### DATA SECTION ###

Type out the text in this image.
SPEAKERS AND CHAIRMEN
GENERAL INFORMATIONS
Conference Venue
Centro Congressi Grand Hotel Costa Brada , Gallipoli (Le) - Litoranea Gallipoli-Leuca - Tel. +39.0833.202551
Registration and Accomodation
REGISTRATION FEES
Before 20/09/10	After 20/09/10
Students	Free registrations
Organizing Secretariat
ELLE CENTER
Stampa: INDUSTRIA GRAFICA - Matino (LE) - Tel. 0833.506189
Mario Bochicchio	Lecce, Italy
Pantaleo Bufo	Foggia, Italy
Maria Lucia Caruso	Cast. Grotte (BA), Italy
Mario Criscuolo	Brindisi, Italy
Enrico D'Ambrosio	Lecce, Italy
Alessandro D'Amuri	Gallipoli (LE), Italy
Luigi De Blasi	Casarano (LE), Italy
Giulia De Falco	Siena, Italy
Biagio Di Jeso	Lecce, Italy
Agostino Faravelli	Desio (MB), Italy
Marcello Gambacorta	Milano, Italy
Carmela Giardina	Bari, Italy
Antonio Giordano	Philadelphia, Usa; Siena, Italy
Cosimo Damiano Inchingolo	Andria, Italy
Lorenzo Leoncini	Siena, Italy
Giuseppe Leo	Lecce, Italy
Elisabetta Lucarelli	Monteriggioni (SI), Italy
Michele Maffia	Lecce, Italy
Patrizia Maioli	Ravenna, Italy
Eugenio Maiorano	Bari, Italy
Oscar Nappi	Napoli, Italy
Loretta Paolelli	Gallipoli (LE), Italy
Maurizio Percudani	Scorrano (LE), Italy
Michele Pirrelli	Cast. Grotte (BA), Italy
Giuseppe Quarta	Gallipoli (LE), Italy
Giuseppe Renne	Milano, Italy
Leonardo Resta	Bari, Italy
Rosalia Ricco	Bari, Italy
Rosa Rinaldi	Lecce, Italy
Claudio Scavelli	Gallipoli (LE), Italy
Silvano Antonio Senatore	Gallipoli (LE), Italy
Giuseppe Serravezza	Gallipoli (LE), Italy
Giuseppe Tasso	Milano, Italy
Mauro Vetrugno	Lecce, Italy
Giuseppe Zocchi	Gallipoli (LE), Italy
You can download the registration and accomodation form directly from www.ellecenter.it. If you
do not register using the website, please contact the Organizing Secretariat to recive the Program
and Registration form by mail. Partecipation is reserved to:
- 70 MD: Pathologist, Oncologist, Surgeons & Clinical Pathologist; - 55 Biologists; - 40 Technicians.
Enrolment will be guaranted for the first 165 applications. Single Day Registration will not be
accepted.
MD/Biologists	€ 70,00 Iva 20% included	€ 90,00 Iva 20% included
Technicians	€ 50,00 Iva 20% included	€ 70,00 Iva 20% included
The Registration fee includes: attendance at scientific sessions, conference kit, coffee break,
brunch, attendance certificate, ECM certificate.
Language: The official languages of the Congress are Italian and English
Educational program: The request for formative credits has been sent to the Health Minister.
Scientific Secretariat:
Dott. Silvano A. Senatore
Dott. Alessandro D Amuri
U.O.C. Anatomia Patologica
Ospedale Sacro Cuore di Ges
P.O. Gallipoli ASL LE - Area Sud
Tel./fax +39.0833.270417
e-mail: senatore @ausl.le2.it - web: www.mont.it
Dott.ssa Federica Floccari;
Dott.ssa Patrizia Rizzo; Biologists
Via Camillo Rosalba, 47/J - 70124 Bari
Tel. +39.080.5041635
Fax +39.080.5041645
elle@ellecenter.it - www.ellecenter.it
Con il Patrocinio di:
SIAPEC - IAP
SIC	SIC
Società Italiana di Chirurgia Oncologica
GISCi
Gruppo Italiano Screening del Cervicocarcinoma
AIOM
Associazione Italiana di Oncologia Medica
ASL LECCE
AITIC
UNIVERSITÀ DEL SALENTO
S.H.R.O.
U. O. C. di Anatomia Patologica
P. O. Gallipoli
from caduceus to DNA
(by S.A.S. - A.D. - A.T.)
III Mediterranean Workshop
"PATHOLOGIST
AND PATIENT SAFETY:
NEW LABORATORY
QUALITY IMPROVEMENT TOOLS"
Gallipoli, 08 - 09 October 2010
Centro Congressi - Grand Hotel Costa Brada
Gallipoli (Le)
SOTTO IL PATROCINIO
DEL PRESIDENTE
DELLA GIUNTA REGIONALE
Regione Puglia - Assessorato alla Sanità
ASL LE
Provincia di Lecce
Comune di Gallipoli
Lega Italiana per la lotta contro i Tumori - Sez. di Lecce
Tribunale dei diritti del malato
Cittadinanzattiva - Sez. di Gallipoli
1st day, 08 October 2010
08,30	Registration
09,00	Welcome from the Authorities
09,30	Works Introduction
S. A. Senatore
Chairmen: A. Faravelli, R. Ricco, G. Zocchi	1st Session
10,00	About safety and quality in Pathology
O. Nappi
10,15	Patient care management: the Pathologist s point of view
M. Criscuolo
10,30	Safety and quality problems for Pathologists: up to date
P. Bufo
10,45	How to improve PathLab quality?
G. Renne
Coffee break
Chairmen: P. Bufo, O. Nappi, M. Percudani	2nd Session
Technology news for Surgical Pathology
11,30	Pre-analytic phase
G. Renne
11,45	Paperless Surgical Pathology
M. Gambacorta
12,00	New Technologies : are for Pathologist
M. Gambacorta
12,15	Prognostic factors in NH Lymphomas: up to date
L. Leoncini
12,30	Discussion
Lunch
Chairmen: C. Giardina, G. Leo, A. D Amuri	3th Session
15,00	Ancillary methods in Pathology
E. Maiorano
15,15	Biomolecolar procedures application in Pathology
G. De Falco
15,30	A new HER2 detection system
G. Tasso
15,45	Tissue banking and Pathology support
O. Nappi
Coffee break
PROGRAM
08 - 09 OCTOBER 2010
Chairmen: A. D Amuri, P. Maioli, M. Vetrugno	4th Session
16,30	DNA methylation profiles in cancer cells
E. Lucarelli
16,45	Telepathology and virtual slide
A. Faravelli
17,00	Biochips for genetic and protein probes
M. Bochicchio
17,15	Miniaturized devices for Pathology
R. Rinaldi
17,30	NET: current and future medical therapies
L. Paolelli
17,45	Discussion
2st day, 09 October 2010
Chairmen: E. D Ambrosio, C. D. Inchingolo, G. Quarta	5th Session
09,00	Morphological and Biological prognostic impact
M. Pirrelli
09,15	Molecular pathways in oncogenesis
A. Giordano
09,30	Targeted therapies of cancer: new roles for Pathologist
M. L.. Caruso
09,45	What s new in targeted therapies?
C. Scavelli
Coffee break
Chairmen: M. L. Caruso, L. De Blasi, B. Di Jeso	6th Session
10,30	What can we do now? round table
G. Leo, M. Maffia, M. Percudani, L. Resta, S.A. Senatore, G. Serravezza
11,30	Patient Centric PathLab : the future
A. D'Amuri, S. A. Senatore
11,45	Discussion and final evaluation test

###

◆ **TASK DETAILS**
Each of the records should be written out again, exactly as it reads.

◆ **OUTPUT BELOW**
Type out the text in this image.
SPEAKERS AND CHAIRMEN
GENERAL INFORMATIONS
Conference Venue
Centro Congressi Grand Hotel Costa Brada , Gallipoli (Le) - Litoranea Gallipoli-Leuca - Tel. +39.0833.202551
Registration and Accomodation
REGISTRATION FEES
Before 20/09/10	After 20/09/10
Students	Free registrations
Organizing Secretariat
ELLE CENTER
Stampa: INDUSTRIA GRAFICA - Matino (LE) - Tel. 0833.506189
Mario Bochicchio	Lecce, Italy
Pantaleo Bufo	Foggia, Italy
Maria Lucia Caruso	Cast. Grotte (BA), Italy
Mario Criscuolo	Brindisi, Italy
Enrico D'Ambrosio	Lecce, Italy
Alessandro D'Amuri	Gallipoli (LE), Italy
Luigi De Blasi	Casarano (LE), Italy
Giulia De Falco	Siena, Italy
Biagio Di Jeso	Lecce, Italy
Agostino Faravelli	Desio (MB), Italy
Marcello Gambacorta	Milano, Italy
Carmela Giardina	Bari, Italy
Antonio Giordano	Philadelphia, Usa; Siena, Italy
Cosimo Damiano Inchingolo	Andria, Italy
Lorenzo Leoncini	Siena, Italy
Giuseppe Leo	Lecce, Italy
Elisabetta Lucarelli	Monteriggioni (SI), Italy
Michele Maffia	Lecce, Italy
Patrizia Maioli	Ravenna, Italy
Eugenio Maiorano	Bari, Italy
Oscar Nappi	Napoli, Italy
Loretta Paolelli	Gallipoli (LE), Italy
Maurizio Percudani	Scorrano (LE), Italy
Michele Pirrelli	Cast. Grotte (BA), Italy
Giuseppe Quarta	Gallipoli (LE), Italy
Giuseppe Renne	Milano, Italy
Leonardo Resta	Bari, Italy
Rosalia Ricco	Bari, Italy
Rosa Rinaldi	Lecce, Italy
Claudio Scavelli	Gallipoli (LE), Italy
Silvano Antonio Senatore	Gallipoli (LE), Italy
Giuseppe Serravezza	Gallipoli (LE), Italy
Giuseppe Tasso	Milano, Italy
Mauro Vetrugno	Lecce, Italy
Giuseppe Zocchi	Gallipoli (LE), Italy
You can download the registration and accomodation form directly from www.ellecenter.it. If you
do not register using the website, please contact the Organizing Secretariat to recive the Program
and Registration form by mail. Partecipation is reserved to:
- 70 MD: Pathologist, Oncologist, Surgeons & Clinical Pathologist; - 55 Biologists; - 40 Technicians.
Enrolment will be guaranted for the first 165 applications. Single Day Registration will not be
accepted.
MD/Biologists	€ 70,00 Iva 20% included	€ 90,00 Iva 20% included
Technicians	€ 50,00 Iva 20% included	€ 70,00 Iva 20% included
The Registration fee includes: attendance at scientific sessions, conference kit, coffee break,
brunch, attendance certificate, ECM certificate.
Language: The official languages of the Congress are Italian and English
Educational program: The request for formative credits has been sent to the Health Minister.
Scientific Secretariat:
Dott. Silvano A. Senatore
Dott. Alessandro D Amuri
U.O.C. Anatomia Patologica
Ospedale Sacro Cuore di Ges
P.O. Gallipoli ASL LE - Area Sud
Tel./fax +39.0833.270417
e-mail: senatore @ausl.le2.it - web: www.mont.it
Dott.ssa Federica Floccari;
Dott.ssa Patrizia Rizzo; Biologists
Via Camillo Rosalba, 47/J - 70124 Bari
Tel. +39.080.5041635
Fax +39.080.5041645
elle@ellecenter.it - www.ellecenter.it
Con il Patrocinio di:
SIAPEC - IAP
SIC	SIC
Società Italiana di Chirurgia Oncologica
GISCi
Gruppo Italiano Screening del Cervicocarcinoma
AIOM
Associazione Italiana di Oncologia Medica
ASL LECCE
AITIC
UNIVERSITÀ DEL SALENTO
S.H.R.O.
U. O. C. di Anatomia Patologica
P. O. Gallipoli
from caduceus to DNA
(by S.A.S. - A.D. - A.T.)
III Mediterranean Workshop
"PATHOLOGIST
AND PATIENT SAFETY:
NEW LABORATORY
QUALITY IMPROVEMENT TOOLS"
Gallipoli, 08 - 09 October 2010
Centro Congressi - Grand Hotel Costa Brada
Gallipoli (Le)
SOTTO IL PATROCINIO
DEL PRESIDENTE
DELLA GIUNTA REGIONALE
Regione Puglia - Assessorato alla Sanità
ASL LE
Provincia di Lecce
Comune di Gallipoli
Lega Italiana per la lotta contro i Tumori - Sez. di Lecce
Tribunale dei diritti del malato
Cittadinanzattiva - Sez. di Gallipoli
1st day, 08 October 2010
08,30	Registration
09,00	Welcome from the Authorities
09,30	Works Introduction
S. A. Senatore
Chairmen: A. Faravelli, R. Ricco, G. Zocchi	1st Session
10,00	About safety and quality in Pathology
O. Nappi
10,15	Patient care management: the Pathologist s point of view
M. Criscuolo
10,30	Safety and quality problems for Pathologists: up to date
P. Bufo
10,45	How to improve PathLab quality?
G. Renne
Coffee break
Chairmen: P. Bufo, O. Nappi, M. Percudani	2nd Session
Technology news for Surgical Pathology
11,30	Pre-analytic phase
G. Renne
11,45	Paperless Surgical Pathology
M. Gambacorta
12,00	New Technologies : are for Pathologist
M. Gambacorta
12,15	Prognostic factors in NH Lymphomas: up to date
L. Leoncini
12,30	Discussion
Lunch
Chairmen: C. Giardina, G. Leo, A. D Amuri	3th Session
15,00	Ancillary methods in Pathology
E. Maiorano
15,15	Biomolecolar procedures application in Pathology
G. De Falco
15,30	A new HER2 detection system
G. Tasso
15,45	Tissue banking and Pathology support
O. Nappi
Coffee break
PROGRAM
08 - 09 OCTOBER 2010
Chairmen: A. D Amuri, P. Maioli, M. Vetrugno	4th Session
16,30	DNA methylation profiles in cancer cells
E. Lucarelli
16,45	Telepathology and virtual slide
A. Faravelli
17,00	Biochips for genetic and protein probes
M. Bochicchio
17,15	Miniaturized devices for Pathology
R. Rinaldi
17,30	NET: current and future medical therapies
L. Paolelli
17,45	Discussion
2st day, 09 October 2010
Chairmen: E. D Ambrosio, C. D. Inchingolo, G. Quarta	5th Session
09,00	Morphological and Biological prognostic impact
M. Pirrelli
09,15	Molecular pathways in oncogenesis
A. Giordano
09,30	Targeted therapies of cancer: new roles for Pathologist
M. L.. Caruso
09,45	What s new in targeted therapies?
C. Scavelli
Coffee break
Chairmen: M. L. Caruso, L. De Blasi, B. Di Jeso	6th Session
10,30	What can we do now? round table
G. Leo, M. Maffia, M. Percudani, L. Resta, S.A. Senatore, G. Serravezza
11,30	Patient Centric PathLab : the future
A. D'Amuri, S. A. Senatore
11,45	Discussion and final evaluation test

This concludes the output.